======== Data for the task ========

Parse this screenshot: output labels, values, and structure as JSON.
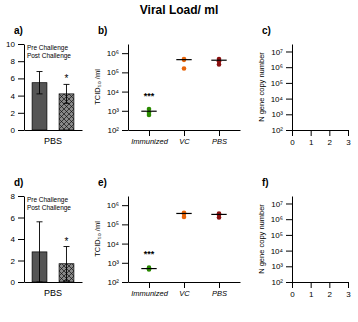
{
  "title": "Viral Load/ ml",
  "chart_data": [
    {
      "type": "bar",
      "panel_label": "a)",
      "xlabel": "PBS",
      "categories": [
        "Pre Challenge",
        "Post Challenge"
      ],
      "values": [
        5.5,
        4.2
      ],
      "errors": [
        1.3,
        1.1
      ],
      "colors": [
        "#555555",
        "#888888"
      ],
      "annotation": "*",
      "ylim": [
        0,
        10
      ],
      "yticks": [
        0,
        2,
        4,
        6,
        8,
        10
      ],
      "tick_labels": "y"
    },
    {
      "type": "scatter",
      "panel_label": "b)",
      "ylabel": "TCID₅₀ /ml",
      "categories": [
        "Immunized",
        "VC",
        "PBS"
      ],
      "series": [
        {
          "color": "#2a8a00",
          "values": [
            1250,
            800,
            600
          ],
          "median": 950
        },
        {
          "color": "#e8650a",
          "values": [
            490000,
            450000,
            160000
          ],
          "median": 460000
        },
        {
          "color": "#8b1010",
          "values": [
            490000,
            380000,
            260000
          ],
          "median": 430000
        }
      ],
      "annotation": "***",
      "log": "y",
      "ylim": [
        100,
        3000000
      ],
      "yticks": [
        {
          "value": 100,
          "label": "10²"
        },
        {
          "value": 1000,
          "label": "10³"
        },
        {
          "value": 10000,
          "label": "10⁴"
        },
        {
          "value": 100000,
          "label": "10⁵"
        },
        {
          "value": 1000000,
          "label": "10⁶"
        }
      ]
    },
    {
      "type": "scatter",
      "panel_label": "c)",
      "ylabel": "N gene copy number",
      "log": "y",
      "xlim": [
        0,
        3
      ],
      "xticks": [
        0,
        1,
        2,
        3
      ],
      "ylim": [
        100,
        30000000
      ],
      "yticks": [
        {
          "value": 100,
          "label": "10²"
        },
        {
          "value": 1000,
          "label": "10³"
        },
        {
          "value": 10000,
          "label": "10⁴"
        },
        {
          "value": 100000,
          "label": "10⁵"
        },
        {
          "value": 1000000,
          "label": "10⁶"
        },
        {
          "value": 10000000,
          "label": "10⁷"
        }
      ]
    },
    {
      "type": "bar",
      "panel_label": "d)",
      "xlabel": "PBS",
      "categories": [
        "Pre Challenge",
        "Post Challenge"
      ],
      "values": [
        2.8,
        1.7
      ],
      "errors": [
        2.8,
        1.6
      ],
      "colors": [
        "#555555",
        "#888888"
      ],
      "annotation": "*",
      "ylim": [
        0,
        8
      ],
      "yticks": [
        0,
        2,
        4,
        6,
        8
      ],
      "tick_labels": "y"
    },
    {
      "type": "scatter",
      "panel_label": "e)",
      "ylabel": "TCID₅₀ /ml",
      "categories": [
        "Immunized",
        "VC",
        "PBS"
      ],
      "series": [
        {
          "color": "#2a8a00",
          "values": [
            560,
            490,
            450
          ],
          "median": 500
        },
        {
          "color": "#e8650a",
          "values": [
            400000,
            360000,
            245000
          ],
          "median": 370000
        },
        {
          "color": "#8b1010",
          "values": [
            370000,
            320000,
            230000
          ],
          "median": 330000
        }
      ],
      "annotation": "***",
      "log": "y",
      "ylim": [
        100,
        3000000
      ],
      "yticks": [
        {
          "value": 100,
          "label": "10²"
        },
        {
          "value": 1000,
          "label": "10³"
        },
        {
          "value": 10000,
          "label": "10⁴"
        },
        {
          "value": 100000,
          "label": "10⁵"
        },
        {
          "value": 1000000,
          "label": "10⁶"
        }
      ]
    },
    {
      "type": "scatter",
      "panel_label": "f)",
      "ylabel": "N gene copy number",
      "log": "y",
      "xlim": [
        0,
        3
      ],
      "xticks": [
        0,
        1,
        2,
        3
      ],
      "ylim": [
        100,
        30000000
      ],
      "yticks": [
        {
          "value": 100,
          "label": "10²"
        },
        {
          "value": 1000,
          "label": "10³"
        },
        {
          "value": 10000,
          "label": "10⁴"
        },
        {
          "value": 100000,
          "label": "10⁵"
        },
        {
          "value": 1000000,
          "label": "10⁶"
        },
        {
          "value": 10000000,
          "label": "10⁷"
        }
      ]
    }
  ]
}
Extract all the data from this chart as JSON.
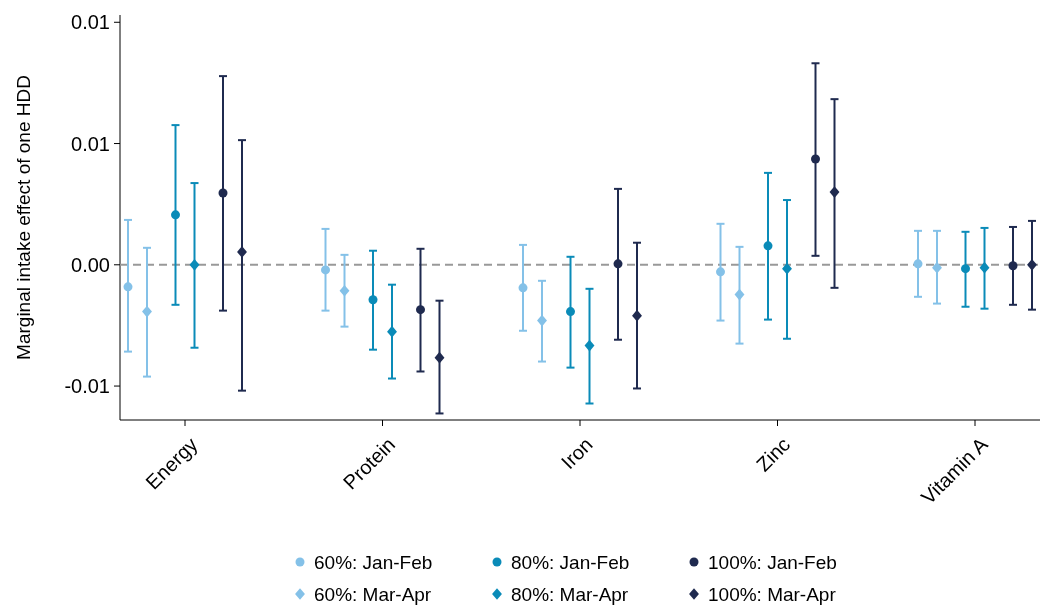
{
  "chart_data": {
    "type": "scatter",
    "ylabel": "Marginal intake effect of one HDD",
    "categories": [
      "Energy",
      "Protein",
      "Iron",
      "Zinc",
      "Vitamin A"
    ],
    "ylim": [
      -0.0064,
      0.0103
    ],
    "yticks": [
      {
        "value": 0.01,
        "label": "0.01"
      },
      {
        "value": 0.005,
        "label": "0.01"
      },
      {
        "value": 0,
        "label": "0.00"
      },
      {
        "value": -0.005,
        "label": "-0.01"
      }
    ],
    "grid": false,
    "legend": "bottom",
    "ref_lines": [
      {
        "axis": "y",
        "value": 0,
        "color": "#999999",
        "line_style": "dashed"
      }
    ],
    "series": [
      {
        "name": "60%: Jan-Feb",
        "color": "#84c1e8",
        "marker": "circle",
        "values": [
          -0.00091,
          -0.00021,
          -0.00095,
          -0.00029,
          4e-05
        ],
        "errors": [
          [
            -0.00358,
            0.00185
          ],
          [
            -0.00189,
            0.00148
          ],
          [
            -0.00272,
            0.00082
          ],
          [
            -0.0023,
            0.00169
          ],
          [
            -0.00132,
            0.0014
          ]
        ]
      },
      {
        "name": "60%: Mar-Apr",
        "color": "#84c1e8",
        "marker": "diamond",
        "values": [
          -0.00193,
          -0.00107,
          -0.0023,
          -0.00123,
          -0.00012
        ],
        "errors": [
          [
            -0.00461,
            0.0007
          ],
          [
            -0.00255,
            0.00041
          ],
          [
            -0.00399,
            -0.00066
          ],
          [
            -0.00325,
            0.00074
          ],
          [
            -0.0016,
            0.0014
          ]
        ]
      },
      {
        "name": "80%: Jan-Feb",
        "color": "#0a8bb8",
        "marker": "circle",
        "values": [
          0.00206,
          -0.00144,
          -0.00193,
          0.00078,
          -0.00016
        ],
        "errors": [
          [
            -0.00165,
            0.00576
          ],
          [
            -0.0035,
            0.00058
          ],
          [
            -0.00424,
            0.00033
          ],
          [
            -0.00226,
            0.00379
          ],
          [
            -0.00173,
            0.00136
          ]
        ]
      },
      {
        "name": "80%: Mar-Apr",
        "color": "#0a8bb8",
        "marker": "diamond",
        "values": [
          0,
          -0.00276,
          -0.00333,
          -0.00016,
          -0.00012
        ],
        "errors": [
          [
            -0.00342,
            0.00337
          ],
          [
            -0.00469,
            -0.00082
          ],
          [
            -0.00572,
            -0.00099
          ],
          [
            -0.00305,
            0.00267
          ],
          [
            -0.00181,
            0.00152
          ]
        ]
      },
      {
        "name": "100%: Jan-Feb",
        "color": "#1f2a4f",
        "marker": "circle",
        "values": [
          0.00296,
          -0.00185,
          4e-05,
          0.00436,
          -4e-05
        ],
        "errors": [
          [
            -0.00189,
            0.00778
          ],
          [
            -0.0044,
            0.00066
          ],
          [
            -0.00309,
            0.00313
          ],
          [
            0.00037,
            0.00831
          ],
          [
            -0.00165,
            0.00156
          ]
        ]
      },
      {
        "name": "100%: Mar-Apr",
        "color": "#1f2a4f",
        "marker": "diamond",
        "values": [
          0.00053,
          -0.00383,
          -0.0021,
          0.003,
          0
        ],
        "errors": [
          [
            -0.00519,
            0.00514
          ],
          [
            -0.00613,
            -0.00148
          ],
          [
            -0.0051,
            0.00091
          ],
          [
            -0.00095,
            0.00683
          ],
          [
            -0.00185,
            0.00181
          ]
        ]
      }
    ]
  }
}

========

## What you are asked to do
Whenever images occur above, omit them and retype each line exactly as it stands.

## Output below
Parse this screenshot: output labels, values, and structure as JSON.
{
  "title": "Viral Load/ ml",
  "chart_data": [
    {
      "type": "bar",
      "panel_label": "a)",
      "xlabel": "PBS",
      "categories": [
        "Pre Challenge",
        "Post Challenge"
      ],
      "values": [
        5.5,
        4.2
      ],
      "errors": [
        1.3,
        1.1
      ],
      "colors": [
        "#555555",
        "#888888"
      ],
      "annotation": "*",
      "ylim": [
        0,
        10
      ],
      "yticks": [
        0,
        2,
        4,
        6,
        8,
        10
      ],
      "tick_labels": "y"
    },
    {
      "type": "scatter",
      "panel_label": "b)",
      "ylabel": "TCID₅₀ /ml",
      "categories": [
        "Immunized",
        "VC",
        "PBS"
      ],
      "series": [
        {
          "color": "#2a8a00",
          "values": [
            1250,
            800,
            600
          ],
          "median": 950
        },
        {
          "color": "#e8650a",
          "values": [
            490000,
            450000,
            160000
          ],
          "median": 460000
        },
        {
          "color": "#8b1010",
          "values": [
            490000,
            380000,
            260000
          ],
          "median": 430000
        }
      ],
      "annotation": "***",
      "log": "y",
      "ylim": [
        100,
        3000000
      ],
      "yticks": [
        {
          "value": 100,
          "label": "10²"
        },
        {
          "value": 1000,
          "label": "10³"
        },
        {
          "value": 10000,
          "label": "10⁴"
        },
        {
          "value": 100000,
          "label": "10⁵"
        },
        {
          "value": 1000000,
          "label": "10⁶"
        }
      ]
    },
    {
      "type": "scatter",
      "panel_label": "c)",
      "ylabel": "N gene copy number",
      "log": "y",
      "xlim": [
        0,
        3
      ],
      "xticks": [
        0,
        1,
        2,
        3
      ],
      "ylim": [
        100,
        30000000
      ],
      "yticks": [
        {
          "value": 100,
          "label": "10²"
        },
        {
          "value": 1000,
          "label": "10³"
        },
        {
          "value": 10000,
          "label": "10⁴"
        },
        {
          "value": 100000,
          "label": "10⁵"
        },
        {
          "value": 1000000,
          "label": "10⁶"
        },
        {
          "value": 10000000,
          "label": "10⁷"
        }
      ]
    },
    {
      "type": "bar",
      "panel_label": "d)",
      "xlabel": "PBS",
      "categories": [
        "Pre Challenge",
        "Post Challenge"
      ],
      "values": [
        2.8,
        1.7
      ],
      "errors": [
        2.8,
        1.6
      ],
      "colors": [
        "#555555",
        "#888888"
      ],
      "annotation": "*",
      "ylim": [
        0,
        8
      ],
      "yticks": [
        0,
        2,
        4,
        6,
        8
      ],
      "tick_labels": "y"
    },
    {
      "type": "scatter",
      "panel_label": "e)",
      "ylabel": "TCID₅₀ /ml",
      "categories": [
        "Immunized",
        "VC",
        "PBS"
      ],
      "series": [
        {
          "color": "#2a8a00",
          "values": [
            560,
            490,
            450
          ],
          "median": 500
        },
        {
          "color": "#e8650a",
          "values": [
            400000,
            360000,
            245000
          ],
          "median": 370000
        },
        {
          "color": "#8b1010",
          "values": [
            370000,
            320000,
            230000
          ],
          "median": 330000
        }
      ],
      "annotation": "***",
      "log": "y",
      "ylim": [
        100,
        3000000
      ],
      "yticks": [
        {
          "value": 100,
          "label": "10²"
        },
        {
          "value": 1000,
          "label": "10³"
        },
        {
          "value": 10000,
          "label": "10⁴"
        },
        {
          "value": 100000,
          "label": "10⁵"
        },
        {
          "value": 1000000,
          "label": "10⁶"
        }
      ]
    },
    {
      "type": "scatter",
      "panel_label": "f)",
      "ylabel": "N gene copy number",
      "log": "y",
      "xlim": [
        0,
        3
      ],
      "xticks": [
        0,
        1,
        2,
        3
      ],
      "ylim": [
        100,
        30000000
      ],
      "yticks": [
        {
          "value": 100,
          "label": "10²"
        },
        {
          "value": 1000,
          "label": "10³"
        },
        {
          "value": 10000,
          "label": "10⁴"
        },
        {
          "value": 100000,
          "label": "10⁵"
        },
        {
          "value": 1000000,
          "label": "10⁶"
        },
        {
          "value": 10000000,
          "label": "10⁷"
        }
      ]
    }
  ]
}
Extract all the data from this chart as JSON.
{
  "chart_data": {
    "type": "scatter",
    "ylabel": "Marginal intake effect of one HDD",
    "categories": [
      "Energy",
      "Protein",
      "Iron",
      "Zinc",
      "Vitamin A"
    ],
    "ylim": [
      -0.0064,
      0.0103
    ],
    "yticks": [
      {
        "value": 0.01,
        "label": "0.01"
      },
      {
        "value": 0.005,
        "label": "0.01"
      },
      {
        "value": 0,
        "label": "0.00"
      },
      {
        "value": -0.005,
        "label": "-0.01"
      }
    ],
    "grid": false,
    "legend": "bottom",
    "ref_lines": [
      {
        "axis": "y",
        "value": 0,
        "color": "#999999",
        "line_style": "dashed"
      }
    ],
    "series": [
      {
        "name": "60%: Jan-Feb",
        "color": "#84c1e8",
        "marker": "circle",
        "values": [
          -0.00091,
          -0.00021,
          -0.00095,
          -0.00029,
          4e-05
        ],
        "errors": [
          [
            -0.00358,
            0.00185
          ],
          [
            -0.00189,
            0.00148
          ],
          [
            -0.00272,
            0.00082
          ],
          [
            -0.0023,
            0.00169
          ],
          [
            -0.00132,
            0.0014
          ]
        ]
      },
      {
        "name": "60%: Mar-Apr",
        "color": "#84c1e8",
        "marker": "diamond",
        "values": [
          -0.00193,
          -0.00107,
          -0.0023,
          -0.00123,
          -0.00012
        ],
        "errors": [
          [
            -0.00461,
            0.0007
          ],
          [
            -0.00255,
            0.00041
          ],
          [
            -0.00399,
            -0.00066
          ],
          [
            -0.00325,
            0.00074
          ],
          [
            -0.0016,
            0.0014
          ]
        ]
      },
      {
        "name": "80%: Jan-Feb",
        "color": "#0a8bb8",
        "marker": "circle",
        "values": [
          0.00206,
          -0.00144,
          -0.00193,
          0.00078,
          -0.00016
        ],
        "errors": [
          [
            -0.00165,
            0.00576
          ],
          [
            -0.0035,
            0.00058
          ],
          [
            -0.00424,
            0.00033
          ],
          [
            -0.00226,
            0.00379
          ],
          [
            -0.00173,
            0.00136
          ]
        ]
      },
      {
        "name": "80%: Mar-Apr",
        "color": "#0a8bb8",
        "marker": "diamond",
        "values": [
          0,
          -0.00276,
          -0.00333,
          -0.00016,
          -0.00012
        ],
        "errors": [
          [
            -0.00342,
            0.00337
          ],
          [
            -0.00469,
            -0.00082
          ],
          [
            -0.00572,
            -0.00099
          ],
          [
            -0.00305,
            0.00267
          ],
          [
            -0.00181,
            0.00152
          ]
        ]
      },
      {
        "name": "100%: Jan-Feb",
        "color": "#1f2a4f",
        "marker": "circle",
        "values": [
          0.00296,
          -0.00185,
          4e-05,
          0.00436,
          -4e-05
        ],
        "errors": [
          [
            -0.00189,
            0.00778
          ],
          [
            -0.0044,
            0.00066
          ],
          [
            -0.00309,
            0.00313
          ],
          [
            0.00037,
            0.00831
          ],
          [
            -0.00165,
            0.00156
          ]
        ]
      },
      {
        "name": "100%: Mar-Apr",
        "color": "#1f2a4f",
        "marker": "diamond",
        "values": [
          0.00053,
          -0.00383,
          -0.0021,
          0.003,
          0
        ],
        "errors": [
          [
            -0.00519,
            0.00514
          ],
          [
            -0.00613,
            -0.00148
          ],
          [
            -0.0051,
            0.00091
          ],
          [
            -0.00095,
            0.00683
          ],
          [
            -0.00185,
            0.00181
          ]
        ]
      }
    ]
  }
}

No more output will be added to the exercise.